WORK REQUIRED: Exclude the pictures, then repeat the remaining data exactly.
+---+
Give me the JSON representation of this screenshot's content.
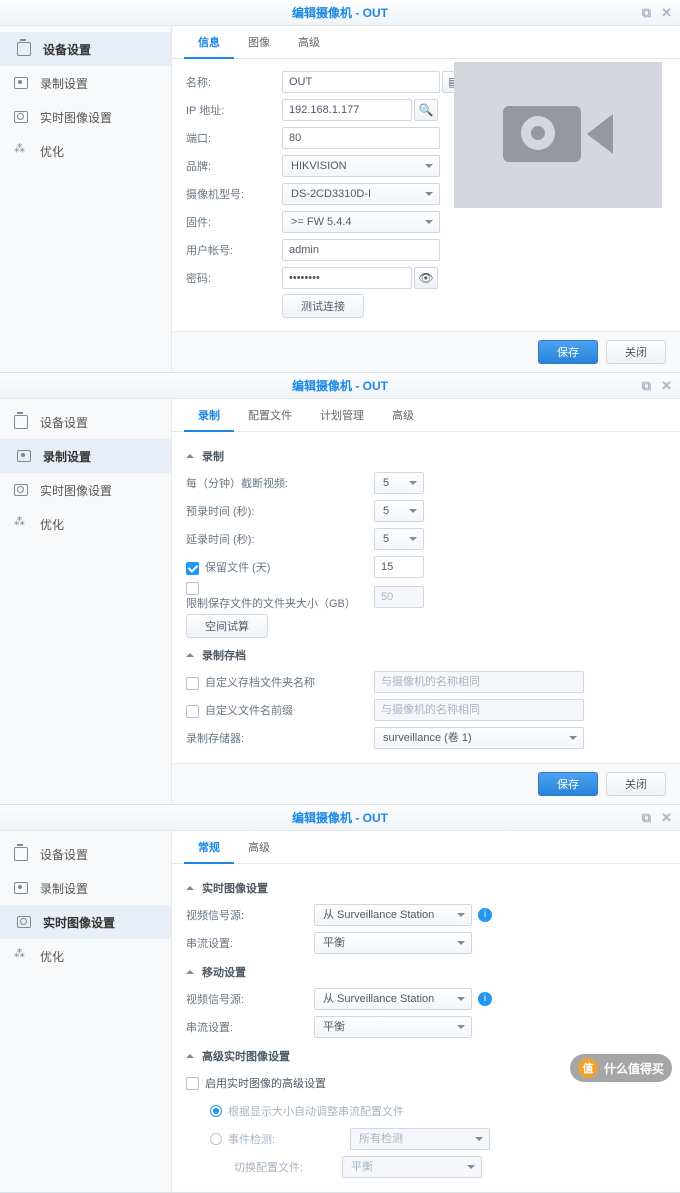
{
  "title": "编辑摄像机 - OUT",
  "controls": {
    "restore": "⧉",
    "close": "✕"
  },
  "sidebar": {
    "items": [
      {
        "label": "设备设置"
      },
      {
        "label": "录制设置"
      },
      {
        "label": "实时图像设置"
      },
      {
        "label": "优化"
      }
    ]
  },
  "panel1": {
    "tabs": [
      "信息",
      "图像",
      "高级"
    ],
    "fields": {
      "name_label": "名称:",
      "name_value": "OUT",
      "ip_label": "IP 地址:",
      "ip_value": "192.168.1.177",
      "port_label": "端口:",
      "port_value": "80",
      "brand_label": "品牌:",
      "brand_value": "HIKVISION",
      "model_label": "摄像机型号:",
      "model_value": "DS-2CD3310D-I",
      "firmware_label": "固件:",
      "firmware_value": ">= FW 5.4.4",
      "user_label": "用户帐号:",
      "user_value": "admin",
      "pass_label": "密码:",
      "pass_value": "••••••••",
      "test_btn": "测试连接"
    }
  },
  "panel2": {
    "tabs": [
      "录制",
      "配置文件",
      "计划管理",
      "高级"
    ],
    "section_rec": "录制",
    "truncate_label": "每（分钟）截断视频:",
    "truncate_value": "5",
    "prerec_label": "预录时间 (秒):",
    "prerec_value": "5",
    "postrec_label": "延录时间 (秒):",
    "postrec_value": "5",
    "keep_label": "保留文件 (天)",
    "keep_value": "15",
    "limit_label": "限制保存文件的文件夹大小（GB）",
    "limit_value": "50",
    "space_btn": "空间试算",
    "section_archive": "录制存档",
    "custom_folder_label": "自定义存档文件夹名称",
    "custom_folder_placeholder": "与摄像机的名称相同",
    "custom_prefix_label": "自定义文件名前缀",
    "custom_prefix_placeholder": "与摄像机的名称相同",
    "storage_label": "录制存储器:",
    "storage_value": "surveillance (卷 1)"
  },
  "panel3": {
    "tabs": [
      "常规",
      "高级"
    ],
    "section_live": "实时图像设置",
    "source_label": "视频信号源:",
    "source_value": "从 Surveillance Station",
    "stream_label": "串流设置:",
    "stream_value": "平衡",
    "section_mobile": "移动设置",
    "section_advanced": "高级实时图像设置",
    "enable_adv_label": "启用实时图像的高级设置",
    "auto_adjust_label": "根据显示大小自动调整串流配置文件",
    "event_detect_label": "事件检测:",
    "event_detect_value": "所有检测",
    "switch_profile_label": "切换配置文件:",
    "switch_profile_value": "平衡"
  },
  "footer": {
    "save": "保存",
    "close": "关闭"
  },
  "watermark": {
    "icon": "值",
    "text": "什么值得买"
  }
}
+---+
FINISHED EXERCISE:
Give me the JSON representation of this screenshot's content.
{
  "title": "编辑摄像机 - OUT",
  "controls": {
    "restore": "⧉",
    "close": "✕"
  },
  "sidebar": {
    "items": [
      {
        "label": "设备设置"
      },
      {
        "label": "录制设置"
      },
      {
        "label": "实时图像设置"
      },
      {
        "label": "优化"
      }
    ]
  },
  "panel1": {
    "tabs": [
      "信息",
      "图像",
      "高级"
    ],
    "fields": {
      "name_label": "名称:",
      "name_value": "OUT",
      "ip_label": "IP 地址:",
      "ip_value": "192.168.1.177",
      "port_label": "端口:",
      "port_value": "80",
      "brand_label": "品牌:",
      "brand_value": "HIKVISION",
      "model_label": "摄像机型号:",
      "model_value": "DS-2CD3310D-I",
      "firmware_label": "固件:",
      "firmware_value": ">= FW 5.4.4",
      "user_label": "用户帐号:",
      "user_value": "admin",
      "pass_label": "密码:",
      "pass_value": "••••••••",
      "test_btn": "测试连接"
    }
  },
  "panel2": {
    "tabs": [
      "录制",
      "配置文件",
      "计划管理",
      "高级"
    ],
    "section_rec": "录制",
    "truncate_label": "每（分钟）截断视频:",
    "truncate_value": "5",
    "prerec_label": "预录时间 (秒):",
    "prerec_value": "5",
    "postrec_label": "延录时间 (秒):",
    "postrec_value": "5",
    "keep_label": "保留文件 (天)",
    "keep_value": "15",
    "limit_label": "限制保存文件的文件夹大小（GB）",
    "limit_value": "50",
    "space_btn": "空间试算",
    "section_archive": "录制存档",
    "custom_folder_label": "自定义存档文件夹名称",
    "custom_folder_placeholder": "与摄像机的名称相同",
    "custom_prefix_label": "自定义文件名前缀",
    "custom_prefix_placeholder": "与摄像机的名称相同",
    "storage_label": "录制存储器:",
    "storage_value": "surveillance (卷 1)"
  },
  "panel3": {
    "tabs": [
      "常规",
      "高级"
    ],
    "section_live": "实时图像设置",
    "source_label": "视频信号源:",
    "source_value": "从 Surveillance Station",
    "stream_label": "串流设置:",
    "stream_value": "平衡",
    "section_mobile": "移动设置",
    "section_advanced": "高级实时图像设置",
    "enable_adv_label": "启用实时图像的高级设置",
    "auto_adjust_label": "根据显示大小自动调整串流配置文件",
    "event_detect_label": "事件检测:",
    "event_detect_value": "所有检测",
    "switch_profile_label": "切换配置文件:",
    "switch_profile_value": "平衡"
  },
  "footer": {
    "save": "保存",
    "close": "关闭"
  },
  "watermark": {
    "icon": "值",
    "text": "什么值得买"
  }
}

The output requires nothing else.